> _REQUEST_
Leave out the pictures and copy everything else in the entries exactly.

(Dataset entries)

○ ○ ○ ○

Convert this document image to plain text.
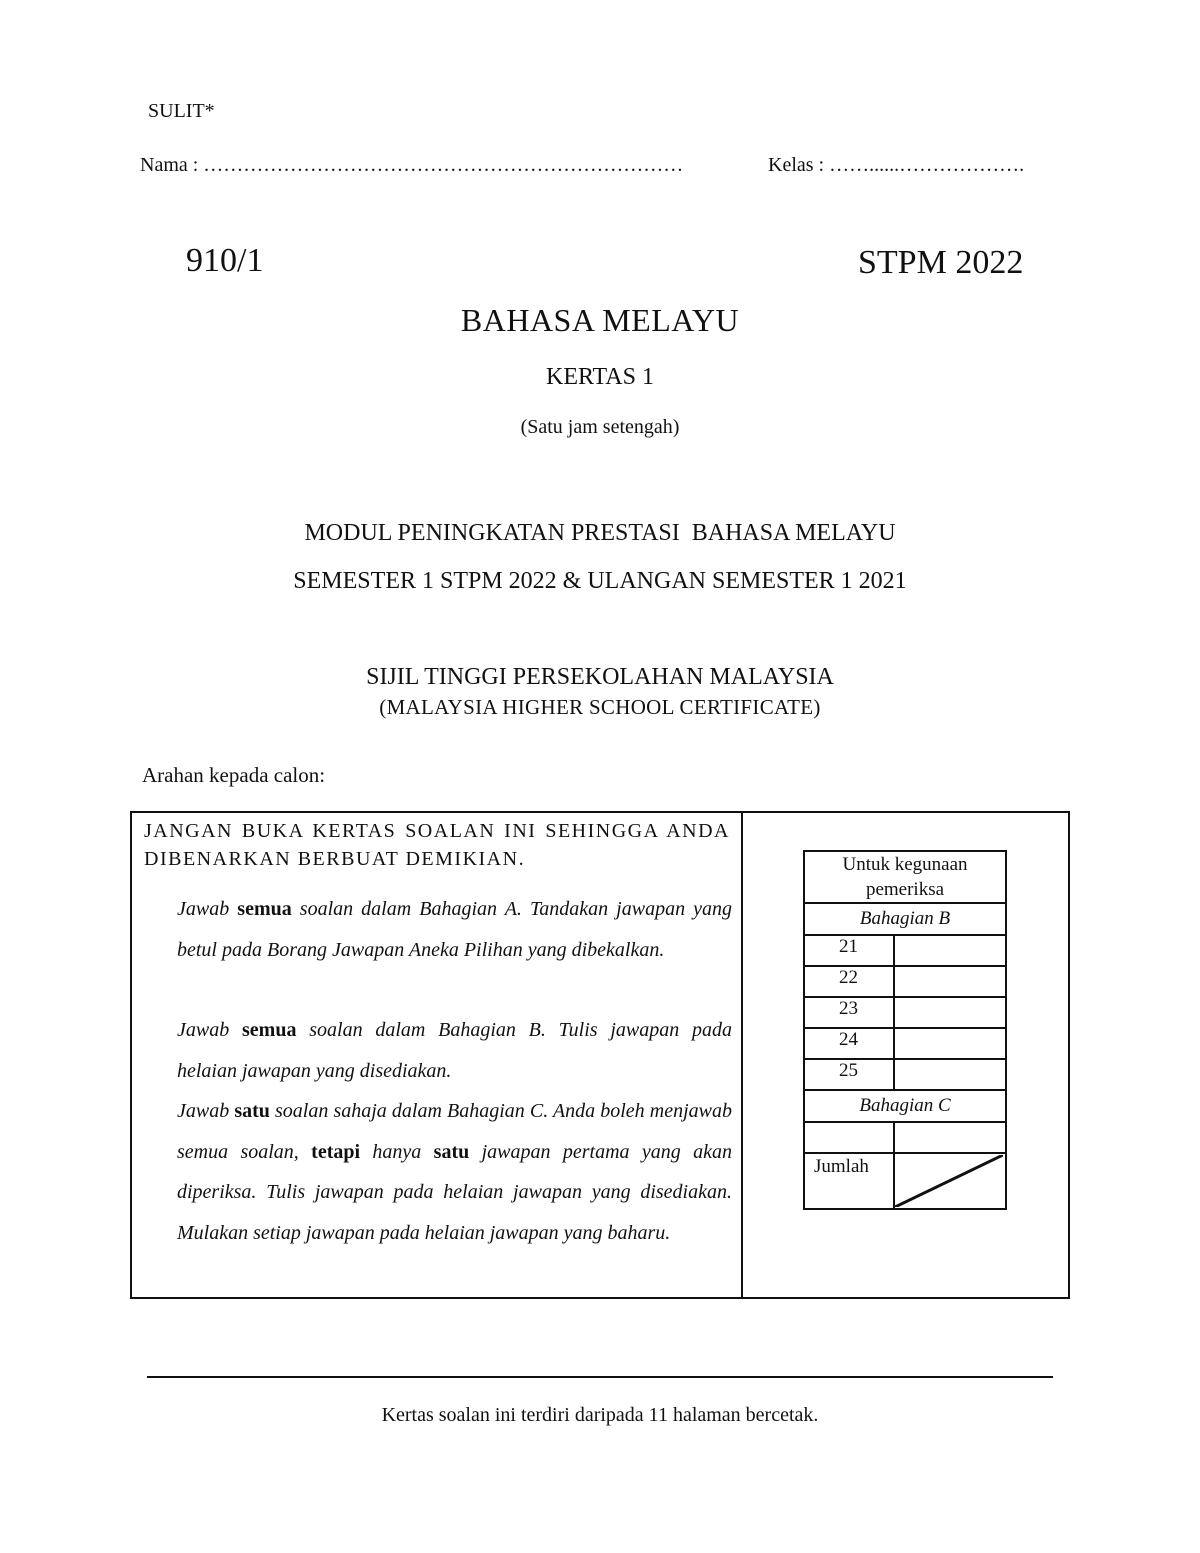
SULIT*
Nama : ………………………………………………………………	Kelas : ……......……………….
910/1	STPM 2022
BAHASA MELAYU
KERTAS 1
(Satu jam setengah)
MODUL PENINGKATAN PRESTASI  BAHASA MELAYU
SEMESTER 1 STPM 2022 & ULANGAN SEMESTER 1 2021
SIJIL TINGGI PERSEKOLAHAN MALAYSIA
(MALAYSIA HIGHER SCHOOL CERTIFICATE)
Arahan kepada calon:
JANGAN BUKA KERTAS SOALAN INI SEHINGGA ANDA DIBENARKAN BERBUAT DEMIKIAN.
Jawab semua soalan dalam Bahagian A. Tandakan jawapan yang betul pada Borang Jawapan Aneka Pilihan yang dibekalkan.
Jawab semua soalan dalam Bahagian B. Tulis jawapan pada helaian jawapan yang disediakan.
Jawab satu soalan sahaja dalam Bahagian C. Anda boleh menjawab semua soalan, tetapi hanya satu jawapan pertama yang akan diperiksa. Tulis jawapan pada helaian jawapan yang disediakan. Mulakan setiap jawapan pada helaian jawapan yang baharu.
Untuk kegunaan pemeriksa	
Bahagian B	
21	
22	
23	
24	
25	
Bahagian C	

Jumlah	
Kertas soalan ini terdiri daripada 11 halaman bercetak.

○ ○ ○ ○

> _REPLY_
Convert this document image to plain text.
SULIT*
Nama : ………………………………………………………………	Kelas : ……......……………….
910/1	STPM 2022
BAHASA MELAYU
KERTAS 1
(Satu jam setengah)
MODUL PENINGKATAN PRESTASI  BAHASA MELAYU
SEMESTER 1 STPM 2022 & ULANGAN SEMESTER 1 2021
SIJIL TINGGI PERSEKOLAHAN MALAYSIA
(MALAYSIA HIGHER SCHOOL CERTIFICATE)
Arahan kepada calon:
JANGAN BUKA KERTAS SOALAN INI SEHINGGA ANDA DIBENARKAN BERBUAT DEMIKIAN.
Jawab semua soalan dalam Bahagian A. Tandakan jawapan yang betul pada Borang Jawapan Aneka Pilihan yang dibekalkan.
Jawab semua soalan dalam Bahagian B. Tulis jawapan pada helaian jawapan yang disediakan.
Jawab satu soalan sahaja dalam Bahagian C. Anda boleh menjawab semua soalan, tetapi hanya satu jawapan pertama yang akan diperiksa. Tulis jawapan pada helaian jawapan yang disediakan. Mulakan setiap jawapan pada helaian jawapan yang baharu.
Untuk kegunaan pemeriksa	
Bahagian B	
21	
22	
23	
24	
25	
Bahagian C	

Jumlah	
Kertas soalan ini terdiri daripada 11 halaman bercetak.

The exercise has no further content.